-- START OF Records for the exercise --

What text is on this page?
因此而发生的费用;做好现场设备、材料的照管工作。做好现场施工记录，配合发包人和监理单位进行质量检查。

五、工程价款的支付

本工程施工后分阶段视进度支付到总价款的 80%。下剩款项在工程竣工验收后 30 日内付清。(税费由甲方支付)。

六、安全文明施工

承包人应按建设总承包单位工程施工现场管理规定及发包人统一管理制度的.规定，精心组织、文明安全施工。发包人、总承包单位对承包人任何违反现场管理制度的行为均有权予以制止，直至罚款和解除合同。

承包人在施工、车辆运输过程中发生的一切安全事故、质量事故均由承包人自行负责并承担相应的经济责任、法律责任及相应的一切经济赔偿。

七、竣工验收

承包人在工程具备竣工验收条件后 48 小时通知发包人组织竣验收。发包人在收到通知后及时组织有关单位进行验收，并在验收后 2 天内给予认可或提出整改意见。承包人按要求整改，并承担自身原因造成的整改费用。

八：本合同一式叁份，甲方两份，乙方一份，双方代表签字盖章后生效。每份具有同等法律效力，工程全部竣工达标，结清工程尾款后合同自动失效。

-- END OF Records for the exercise --

Repeat every entry word for word.

## Reply
What text is on this page?
因此而发生的费用;做好现场设备、材料的照管工作。做好现场施工记录，配合发包人和监理单位进行质量检查。

五、工程价款的支付

本工程施工后分阶段视进度支付到总价款的 80%。下剩款项在工程竣工验收后 30 日内付清。(税费由甲方支付)。

六、安全文明施工

承包人应按建设总承包单位工程施工现场管理规定及发包人统一管理制度的.规定，精心组织、文明安全施工。发包人、总承包单位对承包人任何违反现场管理制度的行为均有权予以制止，直至罚款和解除合同。

承包人在施工、车辆运输过程中发生的一切安全事故、质量事故均由承包人自行负责并承担相应的经济责任、法律责任及相应的一切经济赔偿。

七、竣工验收

承包人在工程具备竣工验收条件后 48 小时通知发包人组织竣验收。发包人在收到通知后及时组织有关单位进行验收，并在验收后 2 天内给予认可或提出整改意见。承包人按要求整改，并承担自身原因造成的整改费用。

八：本合同一式叁份，甲方两份，乙方一份，双方代表签字盖章后生效。每份具有同等法律效力，工程全部竣工达标，结清工程尾款后合同自动失效。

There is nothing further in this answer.